───── Data section ─────
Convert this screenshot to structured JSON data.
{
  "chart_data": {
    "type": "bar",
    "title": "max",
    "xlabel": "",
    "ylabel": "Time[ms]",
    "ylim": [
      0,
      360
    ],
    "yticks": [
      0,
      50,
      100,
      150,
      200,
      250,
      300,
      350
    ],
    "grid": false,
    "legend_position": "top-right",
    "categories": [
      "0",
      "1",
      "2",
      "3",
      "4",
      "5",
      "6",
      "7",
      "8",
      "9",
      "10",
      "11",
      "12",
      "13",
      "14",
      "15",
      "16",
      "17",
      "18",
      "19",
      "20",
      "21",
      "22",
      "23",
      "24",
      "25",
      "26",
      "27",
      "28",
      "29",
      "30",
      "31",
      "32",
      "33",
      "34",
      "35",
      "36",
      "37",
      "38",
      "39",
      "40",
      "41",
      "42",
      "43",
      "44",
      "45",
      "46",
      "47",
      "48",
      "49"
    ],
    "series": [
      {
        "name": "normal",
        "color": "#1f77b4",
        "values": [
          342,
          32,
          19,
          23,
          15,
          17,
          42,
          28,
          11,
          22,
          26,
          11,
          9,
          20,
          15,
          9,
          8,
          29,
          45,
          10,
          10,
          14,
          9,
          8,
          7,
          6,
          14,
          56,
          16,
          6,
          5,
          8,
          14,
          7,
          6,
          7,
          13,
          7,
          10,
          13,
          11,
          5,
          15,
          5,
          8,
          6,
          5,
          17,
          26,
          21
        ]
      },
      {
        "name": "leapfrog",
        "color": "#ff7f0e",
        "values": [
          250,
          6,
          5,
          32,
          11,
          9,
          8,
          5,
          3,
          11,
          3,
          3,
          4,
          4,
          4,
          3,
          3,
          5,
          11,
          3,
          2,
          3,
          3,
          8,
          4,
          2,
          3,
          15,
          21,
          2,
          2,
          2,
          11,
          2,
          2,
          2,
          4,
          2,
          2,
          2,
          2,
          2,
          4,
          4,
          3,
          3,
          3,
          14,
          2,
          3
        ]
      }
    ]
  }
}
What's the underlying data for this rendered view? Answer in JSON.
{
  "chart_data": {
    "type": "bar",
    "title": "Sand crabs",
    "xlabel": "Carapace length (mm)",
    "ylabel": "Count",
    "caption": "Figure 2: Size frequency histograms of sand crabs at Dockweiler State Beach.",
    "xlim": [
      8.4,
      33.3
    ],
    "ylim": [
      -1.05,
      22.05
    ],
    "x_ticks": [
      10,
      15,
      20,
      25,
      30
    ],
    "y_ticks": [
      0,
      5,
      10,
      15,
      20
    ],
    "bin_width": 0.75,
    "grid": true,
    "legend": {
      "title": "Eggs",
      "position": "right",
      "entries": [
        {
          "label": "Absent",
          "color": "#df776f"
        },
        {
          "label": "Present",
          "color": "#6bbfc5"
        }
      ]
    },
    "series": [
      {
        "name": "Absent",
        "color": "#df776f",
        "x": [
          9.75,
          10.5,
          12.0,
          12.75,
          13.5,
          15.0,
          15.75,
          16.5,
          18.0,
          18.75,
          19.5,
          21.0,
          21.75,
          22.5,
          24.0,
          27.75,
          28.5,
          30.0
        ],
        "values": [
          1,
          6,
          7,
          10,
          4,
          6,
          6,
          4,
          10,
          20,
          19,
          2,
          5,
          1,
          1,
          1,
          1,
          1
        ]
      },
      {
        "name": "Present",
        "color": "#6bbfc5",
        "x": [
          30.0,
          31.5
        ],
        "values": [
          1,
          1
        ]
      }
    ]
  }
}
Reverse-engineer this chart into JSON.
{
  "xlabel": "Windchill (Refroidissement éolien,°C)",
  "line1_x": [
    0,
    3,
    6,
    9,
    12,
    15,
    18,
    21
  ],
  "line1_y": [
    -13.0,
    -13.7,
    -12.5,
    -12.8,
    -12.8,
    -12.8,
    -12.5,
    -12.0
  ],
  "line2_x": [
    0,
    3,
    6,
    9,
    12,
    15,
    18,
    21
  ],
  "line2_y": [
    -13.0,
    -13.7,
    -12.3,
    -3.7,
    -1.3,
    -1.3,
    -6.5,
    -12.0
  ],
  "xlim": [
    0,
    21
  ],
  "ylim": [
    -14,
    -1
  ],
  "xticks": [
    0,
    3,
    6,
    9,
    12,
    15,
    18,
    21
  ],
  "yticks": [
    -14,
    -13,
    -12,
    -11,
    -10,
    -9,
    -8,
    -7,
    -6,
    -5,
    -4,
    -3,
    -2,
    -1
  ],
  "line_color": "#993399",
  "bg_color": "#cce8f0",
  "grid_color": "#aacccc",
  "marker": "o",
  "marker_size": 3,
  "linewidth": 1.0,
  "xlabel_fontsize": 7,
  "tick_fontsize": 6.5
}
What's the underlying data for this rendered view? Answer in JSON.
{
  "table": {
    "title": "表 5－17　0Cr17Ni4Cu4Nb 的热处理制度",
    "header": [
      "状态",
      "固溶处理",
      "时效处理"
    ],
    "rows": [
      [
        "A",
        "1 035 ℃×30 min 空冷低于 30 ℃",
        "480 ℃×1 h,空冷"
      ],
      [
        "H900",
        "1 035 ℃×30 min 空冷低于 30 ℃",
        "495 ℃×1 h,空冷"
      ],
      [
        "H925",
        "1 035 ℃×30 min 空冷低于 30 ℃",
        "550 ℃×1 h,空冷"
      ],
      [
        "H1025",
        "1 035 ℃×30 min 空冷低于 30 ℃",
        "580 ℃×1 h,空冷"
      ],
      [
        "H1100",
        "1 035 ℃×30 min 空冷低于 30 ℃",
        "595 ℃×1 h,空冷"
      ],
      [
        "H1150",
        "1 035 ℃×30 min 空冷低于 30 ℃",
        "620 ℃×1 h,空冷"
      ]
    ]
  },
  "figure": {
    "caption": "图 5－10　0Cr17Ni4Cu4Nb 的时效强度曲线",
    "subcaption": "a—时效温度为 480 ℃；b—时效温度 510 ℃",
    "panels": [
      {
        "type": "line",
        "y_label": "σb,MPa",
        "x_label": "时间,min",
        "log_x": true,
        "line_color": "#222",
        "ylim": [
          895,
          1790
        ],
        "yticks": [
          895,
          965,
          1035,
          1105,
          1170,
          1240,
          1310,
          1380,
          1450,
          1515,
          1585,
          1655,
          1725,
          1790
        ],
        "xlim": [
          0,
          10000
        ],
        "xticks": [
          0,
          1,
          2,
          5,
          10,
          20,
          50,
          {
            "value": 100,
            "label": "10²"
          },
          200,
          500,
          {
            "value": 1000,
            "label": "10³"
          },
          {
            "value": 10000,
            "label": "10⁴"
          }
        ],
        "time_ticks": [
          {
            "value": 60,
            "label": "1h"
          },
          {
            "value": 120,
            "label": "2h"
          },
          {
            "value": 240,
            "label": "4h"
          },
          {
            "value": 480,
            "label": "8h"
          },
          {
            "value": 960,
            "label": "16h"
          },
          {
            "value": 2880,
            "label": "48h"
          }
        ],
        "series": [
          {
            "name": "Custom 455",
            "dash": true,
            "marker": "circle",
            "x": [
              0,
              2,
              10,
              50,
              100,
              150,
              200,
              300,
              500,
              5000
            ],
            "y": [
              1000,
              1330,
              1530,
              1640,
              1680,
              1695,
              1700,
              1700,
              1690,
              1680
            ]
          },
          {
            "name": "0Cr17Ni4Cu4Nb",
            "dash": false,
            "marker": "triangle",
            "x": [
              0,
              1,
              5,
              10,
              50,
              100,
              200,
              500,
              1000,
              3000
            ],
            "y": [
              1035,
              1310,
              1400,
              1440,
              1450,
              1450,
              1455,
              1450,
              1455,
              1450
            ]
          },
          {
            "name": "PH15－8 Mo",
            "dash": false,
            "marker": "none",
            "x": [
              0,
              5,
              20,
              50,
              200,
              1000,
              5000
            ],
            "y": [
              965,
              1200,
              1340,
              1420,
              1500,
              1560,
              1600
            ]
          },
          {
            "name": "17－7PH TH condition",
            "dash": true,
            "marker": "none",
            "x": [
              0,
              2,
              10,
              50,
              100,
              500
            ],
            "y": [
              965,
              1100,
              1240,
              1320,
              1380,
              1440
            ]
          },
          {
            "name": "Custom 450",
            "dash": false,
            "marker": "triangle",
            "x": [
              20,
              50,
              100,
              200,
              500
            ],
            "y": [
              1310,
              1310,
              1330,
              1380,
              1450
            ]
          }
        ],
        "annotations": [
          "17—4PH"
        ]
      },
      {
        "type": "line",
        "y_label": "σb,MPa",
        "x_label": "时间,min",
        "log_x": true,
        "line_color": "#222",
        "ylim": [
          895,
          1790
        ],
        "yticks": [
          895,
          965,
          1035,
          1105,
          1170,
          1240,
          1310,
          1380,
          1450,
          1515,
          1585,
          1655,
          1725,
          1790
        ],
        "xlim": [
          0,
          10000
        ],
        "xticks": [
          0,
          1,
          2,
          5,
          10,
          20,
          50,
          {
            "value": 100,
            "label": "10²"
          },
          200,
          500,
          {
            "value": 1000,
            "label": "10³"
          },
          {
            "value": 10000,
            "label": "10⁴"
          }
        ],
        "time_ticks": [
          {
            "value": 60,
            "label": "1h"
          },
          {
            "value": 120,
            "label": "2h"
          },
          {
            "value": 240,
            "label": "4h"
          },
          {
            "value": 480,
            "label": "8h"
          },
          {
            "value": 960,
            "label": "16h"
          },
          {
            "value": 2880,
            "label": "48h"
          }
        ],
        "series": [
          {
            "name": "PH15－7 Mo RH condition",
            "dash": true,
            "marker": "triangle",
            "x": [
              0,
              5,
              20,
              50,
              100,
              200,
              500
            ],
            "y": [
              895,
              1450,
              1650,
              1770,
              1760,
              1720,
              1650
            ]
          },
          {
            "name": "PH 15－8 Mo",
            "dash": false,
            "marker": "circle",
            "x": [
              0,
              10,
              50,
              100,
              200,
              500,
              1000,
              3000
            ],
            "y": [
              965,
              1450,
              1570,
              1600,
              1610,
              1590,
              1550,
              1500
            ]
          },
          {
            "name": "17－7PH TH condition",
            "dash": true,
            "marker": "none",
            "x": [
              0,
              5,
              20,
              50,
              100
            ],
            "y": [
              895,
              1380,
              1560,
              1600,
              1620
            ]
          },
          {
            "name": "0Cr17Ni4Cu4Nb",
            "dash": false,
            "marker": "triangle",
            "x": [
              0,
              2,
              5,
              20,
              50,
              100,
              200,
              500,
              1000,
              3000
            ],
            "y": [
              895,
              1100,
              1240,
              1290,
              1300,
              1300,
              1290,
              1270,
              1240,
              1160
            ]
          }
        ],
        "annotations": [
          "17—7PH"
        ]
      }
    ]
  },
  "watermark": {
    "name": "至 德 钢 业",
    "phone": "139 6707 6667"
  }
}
─────
Scan the lines above for "JSON", then copy every one that has it.

Convert this screenshot to structured JSON data.
What's the underlying data for this rendered view? Answer in JSON.
Reverse-engineer this chart into JSON.
What's the underlying data for this rendered view? Answer in JSON.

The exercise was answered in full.